EXERCISE REQUIREMENTS - From the records below, pull out every line that contains the string "数据来源", with case treated as significant.
** begin AVAILABLE DATA **
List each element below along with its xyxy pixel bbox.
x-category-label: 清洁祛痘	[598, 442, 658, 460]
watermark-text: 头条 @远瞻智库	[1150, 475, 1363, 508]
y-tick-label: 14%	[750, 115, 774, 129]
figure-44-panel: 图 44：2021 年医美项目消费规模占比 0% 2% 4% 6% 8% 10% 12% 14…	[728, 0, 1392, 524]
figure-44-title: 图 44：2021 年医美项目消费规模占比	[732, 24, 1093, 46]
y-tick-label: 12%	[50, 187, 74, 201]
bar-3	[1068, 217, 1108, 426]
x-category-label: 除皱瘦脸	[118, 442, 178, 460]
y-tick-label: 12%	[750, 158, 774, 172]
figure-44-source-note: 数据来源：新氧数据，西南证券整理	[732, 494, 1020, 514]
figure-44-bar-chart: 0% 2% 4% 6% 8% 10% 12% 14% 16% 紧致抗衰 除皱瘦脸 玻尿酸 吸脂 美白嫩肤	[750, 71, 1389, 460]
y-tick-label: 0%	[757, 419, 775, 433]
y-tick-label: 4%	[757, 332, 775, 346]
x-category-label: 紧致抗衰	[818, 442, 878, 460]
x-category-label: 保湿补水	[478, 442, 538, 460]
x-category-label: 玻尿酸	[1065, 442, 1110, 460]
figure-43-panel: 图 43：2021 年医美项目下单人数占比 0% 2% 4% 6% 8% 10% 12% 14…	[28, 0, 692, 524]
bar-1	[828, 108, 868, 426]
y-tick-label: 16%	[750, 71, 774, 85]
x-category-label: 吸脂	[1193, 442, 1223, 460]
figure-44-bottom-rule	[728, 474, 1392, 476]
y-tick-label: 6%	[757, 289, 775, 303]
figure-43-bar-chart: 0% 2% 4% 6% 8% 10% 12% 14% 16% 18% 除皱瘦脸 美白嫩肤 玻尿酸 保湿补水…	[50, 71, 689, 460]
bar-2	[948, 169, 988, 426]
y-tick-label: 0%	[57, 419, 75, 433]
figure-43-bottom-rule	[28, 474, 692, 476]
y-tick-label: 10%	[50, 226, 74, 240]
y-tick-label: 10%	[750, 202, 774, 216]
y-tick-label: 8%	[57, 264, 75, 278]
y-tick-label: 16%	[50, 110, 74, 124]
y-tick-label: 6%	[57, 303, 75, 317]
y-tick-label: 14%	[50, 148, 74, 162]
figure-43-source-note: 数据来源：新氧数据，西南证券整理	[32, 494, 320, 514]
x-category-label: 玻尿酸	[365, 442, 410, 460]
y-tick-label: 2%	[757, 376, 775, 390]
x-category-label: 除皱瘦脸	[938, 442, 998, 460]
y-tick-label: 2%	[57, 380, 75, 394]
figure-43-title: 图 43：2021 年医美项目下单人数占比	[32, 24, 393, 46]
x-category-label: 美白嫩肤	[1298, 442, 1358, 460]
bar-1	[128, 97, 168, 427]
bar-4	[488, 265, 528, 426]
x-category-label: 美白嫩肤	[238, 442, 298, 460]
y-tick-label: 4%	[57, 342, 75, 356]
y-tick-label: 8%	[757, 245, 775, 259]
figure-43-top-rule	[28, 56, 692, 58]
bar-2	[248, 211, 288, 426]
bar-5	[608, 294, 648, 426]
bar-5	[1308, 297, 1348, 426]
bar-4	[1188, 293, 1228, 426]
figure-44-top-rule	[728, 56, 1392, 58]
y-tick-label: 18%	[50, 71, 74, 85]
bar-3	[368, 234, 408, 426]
** end AVAILABLE DATA **
WRITTEN REPLY -
figure-44-source-note: 数据来源：新氧数据，西南证券整理	[732, 494, 1020, 514]
figure-43-source-note: 数据来源：新氧数据，西南证券整理	[32, 494, 320, 514]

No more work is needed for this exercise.